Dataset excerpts
--- --- ---

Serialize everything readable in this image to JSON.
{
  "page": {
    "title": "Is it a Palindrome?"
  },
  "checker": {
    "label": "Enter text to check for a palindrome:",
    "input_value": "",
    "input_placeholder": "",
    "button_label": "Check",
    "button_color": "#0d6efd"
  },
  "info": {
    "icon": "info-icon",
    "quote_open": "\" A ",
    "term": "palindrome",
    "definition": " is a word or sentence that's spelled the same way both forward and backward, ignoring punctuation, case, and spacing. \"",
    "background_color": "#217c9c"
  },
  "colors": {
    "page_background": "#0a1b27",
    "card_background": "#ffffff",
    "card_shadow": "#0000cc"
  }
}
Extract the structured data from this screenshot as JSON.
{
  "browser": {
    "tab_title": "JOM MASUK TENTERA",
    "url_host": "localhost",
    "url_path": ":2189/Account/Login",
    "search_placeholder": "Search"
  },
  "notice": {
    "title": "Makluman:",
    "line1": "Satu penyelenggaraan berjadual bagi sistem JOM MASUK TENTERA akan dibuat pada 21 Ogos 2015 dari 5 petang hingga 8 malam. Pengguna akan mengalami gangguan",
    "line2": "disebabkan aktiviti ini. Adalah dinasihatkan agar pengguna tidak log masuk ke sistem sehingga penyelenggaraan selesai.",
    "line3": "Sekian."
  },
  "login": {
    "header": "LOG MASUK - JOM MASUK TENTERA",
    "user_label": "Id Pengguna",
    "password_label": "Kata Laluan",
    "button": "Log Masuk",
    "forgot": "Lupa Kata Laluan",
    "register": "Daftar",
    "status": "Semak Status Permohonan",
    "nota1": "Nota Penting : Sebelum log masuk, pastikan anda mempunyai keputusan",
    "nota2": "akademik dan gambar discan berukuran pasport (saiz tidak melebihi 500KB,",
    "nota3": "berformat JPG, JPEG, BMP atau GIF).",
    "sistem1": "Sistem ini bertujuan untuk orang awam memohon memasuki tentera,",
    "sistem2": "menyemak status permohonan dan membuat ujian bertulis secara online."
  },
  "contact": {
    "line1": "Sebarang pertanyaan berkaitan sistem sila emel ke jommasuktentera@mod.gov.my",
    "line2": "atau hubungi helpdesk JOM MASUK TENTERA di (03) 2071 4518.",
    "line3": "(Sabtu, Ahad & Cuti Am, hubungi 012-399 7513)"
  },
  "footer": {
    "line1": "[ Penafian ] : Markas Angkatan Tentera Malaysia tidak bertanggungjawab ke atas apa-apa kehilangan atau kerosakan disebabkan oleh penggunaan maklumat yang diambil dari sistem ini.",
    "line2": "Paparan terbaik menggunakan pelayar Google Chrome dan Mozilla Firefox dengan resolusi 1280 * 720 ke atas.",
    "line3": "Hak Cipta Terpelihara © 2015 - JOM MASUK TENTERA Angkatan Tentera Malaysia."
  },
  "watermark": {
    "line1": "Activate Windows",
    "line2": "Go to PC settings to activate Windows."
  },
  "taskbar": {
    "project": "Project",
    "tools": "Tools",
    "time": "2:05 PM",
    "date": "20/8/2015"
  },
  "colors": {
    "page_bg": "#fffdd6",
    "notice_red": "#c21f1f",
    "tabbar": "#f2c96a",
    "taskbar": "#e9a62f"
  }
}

--- --- ---

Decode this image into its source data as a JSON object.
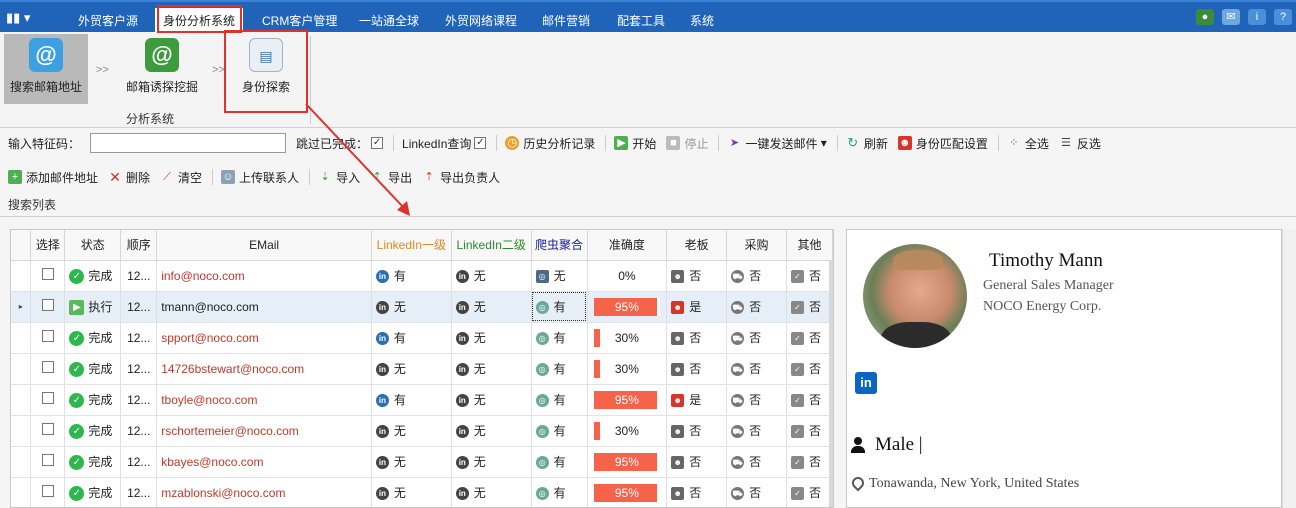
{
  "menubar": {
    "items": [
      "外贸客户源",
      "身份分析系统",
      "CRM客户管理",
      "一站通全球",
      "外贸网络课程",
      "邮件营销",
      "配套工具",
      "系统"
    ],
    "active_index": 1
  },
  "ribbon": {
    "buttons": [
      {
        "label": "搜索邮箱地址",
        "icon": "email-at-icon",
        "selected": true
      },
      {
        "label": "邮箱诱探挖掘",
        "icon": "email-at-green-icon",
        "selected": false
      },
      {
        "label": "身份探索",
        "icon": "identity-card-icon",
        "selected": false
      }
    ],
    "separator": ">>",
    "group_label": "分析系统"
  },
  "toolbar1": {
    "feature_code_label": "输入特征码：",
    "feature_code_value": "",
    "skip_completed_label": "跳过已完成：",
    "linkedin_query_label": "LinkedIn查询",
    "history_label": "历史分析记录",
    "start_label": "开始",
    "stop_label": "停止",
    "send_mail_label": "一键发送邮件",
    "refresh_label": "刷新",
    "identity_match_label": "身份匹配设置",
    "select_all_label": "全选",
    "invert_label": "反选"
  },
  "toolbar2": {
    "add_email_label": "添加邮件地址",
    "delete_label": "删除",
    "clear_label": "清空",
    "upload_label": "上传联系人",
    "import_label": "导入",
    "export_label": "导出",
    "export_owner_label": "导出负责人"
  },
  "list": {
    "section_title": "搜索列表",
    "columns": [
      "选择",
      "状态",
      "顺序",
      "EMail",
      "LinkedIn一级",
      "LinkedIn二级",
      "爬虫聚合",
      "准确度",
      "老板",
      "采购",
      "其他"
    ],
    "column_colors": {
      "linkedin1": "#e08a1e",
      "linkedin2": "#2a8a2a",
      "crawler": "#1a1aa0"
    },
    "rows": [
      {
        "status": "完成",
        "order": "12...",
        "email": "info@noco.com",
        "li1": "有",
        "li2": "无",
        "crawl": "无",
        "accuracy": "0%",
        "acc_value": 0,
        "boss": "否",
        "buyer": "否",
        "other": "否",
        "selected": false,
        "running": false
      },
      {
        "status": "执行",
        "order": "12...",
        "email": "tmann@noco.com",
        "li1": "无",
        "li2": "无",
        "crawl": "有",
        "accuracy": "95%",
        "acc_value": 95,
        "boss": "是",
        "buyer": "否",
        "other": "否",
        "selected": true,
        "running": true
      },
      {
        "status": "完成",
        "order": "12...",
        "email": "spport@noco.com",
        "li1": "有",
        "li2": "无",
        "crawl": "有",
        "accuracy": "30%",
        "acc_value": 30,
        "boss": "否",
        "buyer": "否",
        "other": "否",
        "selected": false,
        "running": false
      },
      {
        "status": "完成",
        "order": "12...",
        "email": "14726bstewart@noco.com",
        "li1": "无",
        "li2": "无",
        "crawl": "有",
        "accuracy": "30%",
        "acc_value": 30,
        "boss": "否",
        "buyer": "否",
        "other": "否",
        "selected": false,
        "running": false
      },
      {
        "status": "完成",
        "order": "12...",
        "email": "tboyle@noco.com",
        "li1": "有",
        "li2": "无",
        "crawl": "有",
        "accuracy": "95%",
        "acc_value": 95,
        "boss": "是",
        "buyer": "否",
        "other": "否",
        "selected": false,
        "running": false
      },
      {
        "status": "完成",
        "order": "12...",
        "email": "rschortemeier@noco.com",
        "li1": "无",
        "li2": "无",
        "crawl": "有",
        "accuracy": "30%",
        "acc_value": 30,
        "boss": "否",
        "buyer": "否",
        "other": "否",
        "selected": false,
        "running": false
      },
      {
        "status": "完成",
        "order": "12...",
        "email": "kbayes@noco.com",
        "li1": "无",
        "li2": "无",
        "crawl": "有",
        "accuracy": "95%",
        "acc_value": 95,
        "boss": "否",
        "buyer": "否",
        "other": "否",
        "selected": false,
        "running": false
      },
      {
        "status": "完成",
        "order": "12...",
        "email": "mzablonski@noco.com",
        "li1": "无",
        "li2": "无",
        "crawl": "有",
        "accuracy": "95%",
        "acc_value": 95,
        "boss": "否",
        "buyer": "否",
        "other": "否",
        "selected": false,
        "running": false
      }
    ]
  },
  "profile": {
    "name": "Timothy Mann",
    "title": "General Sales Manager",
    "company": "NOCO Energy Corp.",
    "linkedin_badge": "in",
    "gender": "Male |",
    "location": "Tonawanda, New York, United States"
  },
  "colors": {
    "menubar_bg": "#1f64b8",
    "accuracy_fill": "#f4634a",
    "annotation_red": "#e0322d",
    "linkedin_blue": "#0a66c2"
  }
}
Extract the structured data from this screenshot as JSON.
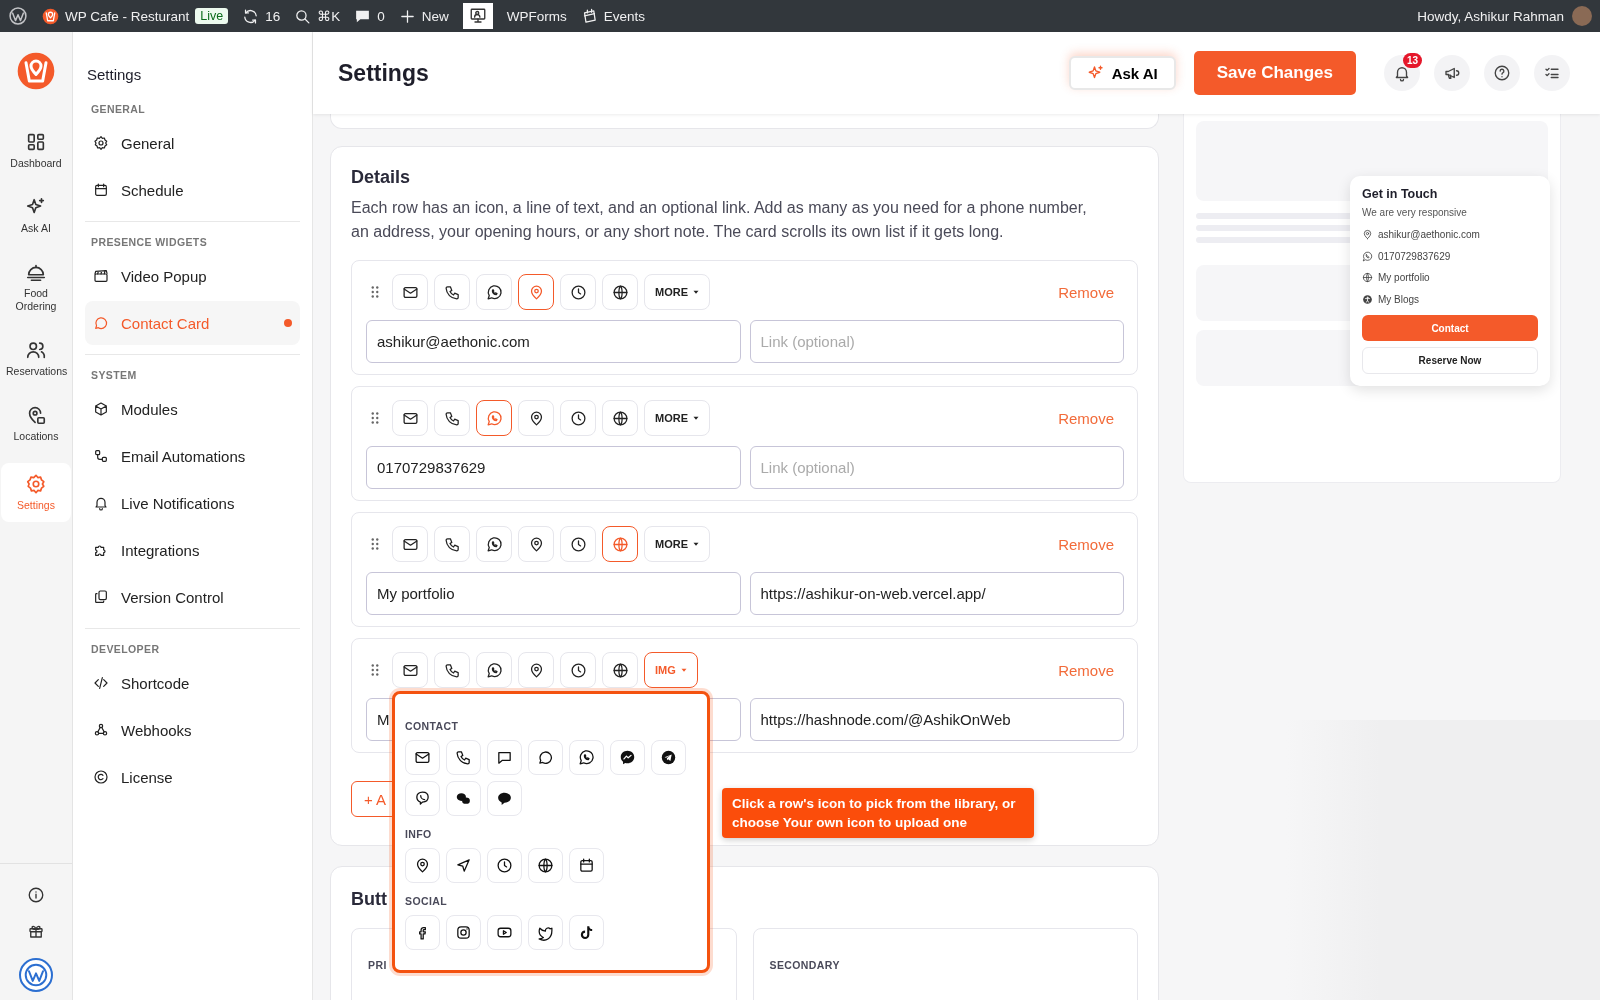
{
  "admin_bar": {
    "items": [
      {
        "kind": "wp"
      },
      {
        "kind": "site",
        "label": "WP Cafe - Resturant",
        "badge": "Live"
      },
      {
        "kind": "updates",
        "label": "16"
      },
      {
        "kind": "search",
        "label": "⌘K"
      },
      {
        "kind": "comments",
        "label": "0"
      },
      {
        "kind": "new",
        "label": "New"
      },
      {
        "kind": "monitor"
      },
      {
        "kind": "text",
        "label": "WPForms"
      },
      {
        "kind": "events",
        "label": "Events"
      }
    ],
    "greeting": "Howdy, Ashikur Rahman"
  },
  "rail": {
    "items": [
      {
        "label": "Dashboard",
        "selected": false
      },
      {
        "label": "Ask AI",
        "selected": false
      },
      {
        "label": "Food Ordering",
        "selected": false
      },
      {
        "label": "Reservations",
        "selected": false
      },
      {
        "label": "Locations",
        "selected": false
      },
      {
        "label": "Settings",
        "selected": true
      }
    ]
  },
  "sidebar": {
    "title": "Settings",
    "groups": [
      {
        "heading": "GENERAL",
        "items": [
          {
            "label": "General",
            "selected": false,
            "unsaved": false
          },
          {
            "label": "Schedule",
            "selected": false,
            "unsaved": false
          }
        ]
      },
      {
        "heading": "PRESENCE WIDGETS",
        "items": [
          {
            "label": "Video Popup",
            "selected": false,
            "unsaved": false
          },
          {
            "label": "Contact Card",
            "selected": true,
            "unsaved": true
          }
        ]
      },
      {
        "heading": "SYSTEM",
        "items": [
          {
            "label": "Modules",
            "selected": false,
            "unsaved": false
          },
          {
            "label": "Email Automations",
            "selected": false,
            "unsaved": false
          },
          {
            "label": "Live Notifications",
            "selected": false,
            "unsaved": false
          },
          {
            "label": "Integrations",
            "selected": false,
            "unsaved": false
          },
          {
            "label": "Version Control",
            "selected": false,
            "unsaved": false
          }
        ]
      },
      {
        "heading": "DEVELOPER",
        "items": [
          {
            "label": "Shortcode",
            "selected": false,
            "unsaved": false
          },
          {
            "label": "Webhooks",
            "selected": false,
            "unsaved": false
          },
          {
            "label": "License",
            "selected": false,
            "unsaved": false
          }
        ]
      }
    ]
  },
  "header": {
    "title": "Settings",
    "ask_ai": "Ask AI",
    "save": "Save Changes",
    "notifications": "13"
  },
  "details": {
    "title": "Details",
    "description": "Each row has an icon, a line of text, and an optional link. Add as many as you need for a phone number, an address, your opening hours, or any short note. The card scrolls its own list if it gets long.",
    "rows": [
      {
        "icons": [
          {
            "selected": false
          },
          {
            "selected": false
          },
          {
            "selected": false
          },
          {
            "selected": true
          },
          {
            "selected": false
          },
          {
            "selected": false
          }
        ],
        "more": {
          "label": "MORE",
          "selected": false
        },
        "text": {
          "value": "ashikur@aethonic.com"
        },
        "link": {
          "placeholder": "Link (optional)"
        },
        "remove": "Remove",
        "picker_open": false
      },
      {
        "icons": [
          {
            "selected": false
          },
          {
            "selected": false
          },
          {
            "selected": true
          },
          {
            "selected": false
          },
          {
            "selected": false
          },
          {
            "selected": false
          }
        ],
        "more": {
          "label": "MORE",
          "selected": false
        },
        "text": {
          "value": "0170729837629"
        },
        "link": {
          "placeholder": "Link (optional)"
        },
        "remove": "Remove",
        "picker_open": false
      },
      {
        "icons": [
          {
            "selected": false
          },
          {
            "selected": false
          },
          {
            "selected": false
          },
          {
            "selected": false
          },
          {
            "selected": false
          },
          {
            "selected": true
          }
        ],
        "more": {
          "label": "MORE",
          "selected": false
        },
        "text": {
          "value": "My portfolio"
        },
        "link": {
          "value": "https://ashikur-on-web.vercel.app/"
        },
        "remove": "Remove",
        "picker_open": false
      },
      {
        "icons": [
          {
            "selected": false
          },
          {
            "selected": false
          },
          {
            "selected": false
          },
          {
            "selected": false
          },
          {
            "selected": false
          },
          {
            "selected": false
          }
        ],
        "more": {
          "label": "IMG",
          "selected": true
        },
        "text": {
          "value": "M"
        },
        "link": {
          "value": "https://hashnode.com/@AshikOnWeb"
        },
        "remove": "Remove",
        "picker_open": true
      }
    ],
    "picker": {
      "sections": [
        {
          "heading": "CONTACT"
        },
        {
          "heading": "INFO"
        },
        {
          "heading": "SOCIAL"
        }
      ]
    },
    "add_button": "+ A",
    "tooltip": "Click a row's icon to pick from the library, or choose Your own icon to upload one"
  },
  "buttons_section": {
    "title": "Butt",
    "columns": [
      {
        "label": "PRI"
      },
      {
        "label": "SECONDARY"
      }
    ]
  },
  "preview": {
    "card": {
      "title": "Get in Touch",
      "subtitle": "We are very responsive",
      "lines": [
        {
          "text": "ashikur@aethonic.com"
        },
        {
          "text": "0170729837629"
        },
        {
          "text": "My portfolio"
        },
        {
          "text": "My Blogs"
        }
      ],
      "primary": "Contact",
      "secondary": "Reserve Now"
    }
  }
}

--- --- ---

__Exercise details__. Search the records for the word "kind", then list every line that has it.

__Task solution__.
        "kind": "wp"
        "kind": "site",
        "kind": "updates",
        "kind": "search",
        "kind": "comments",
        "kind": "new",
        "kind": "monitor"
        "kind": "text",
        "kind": "events",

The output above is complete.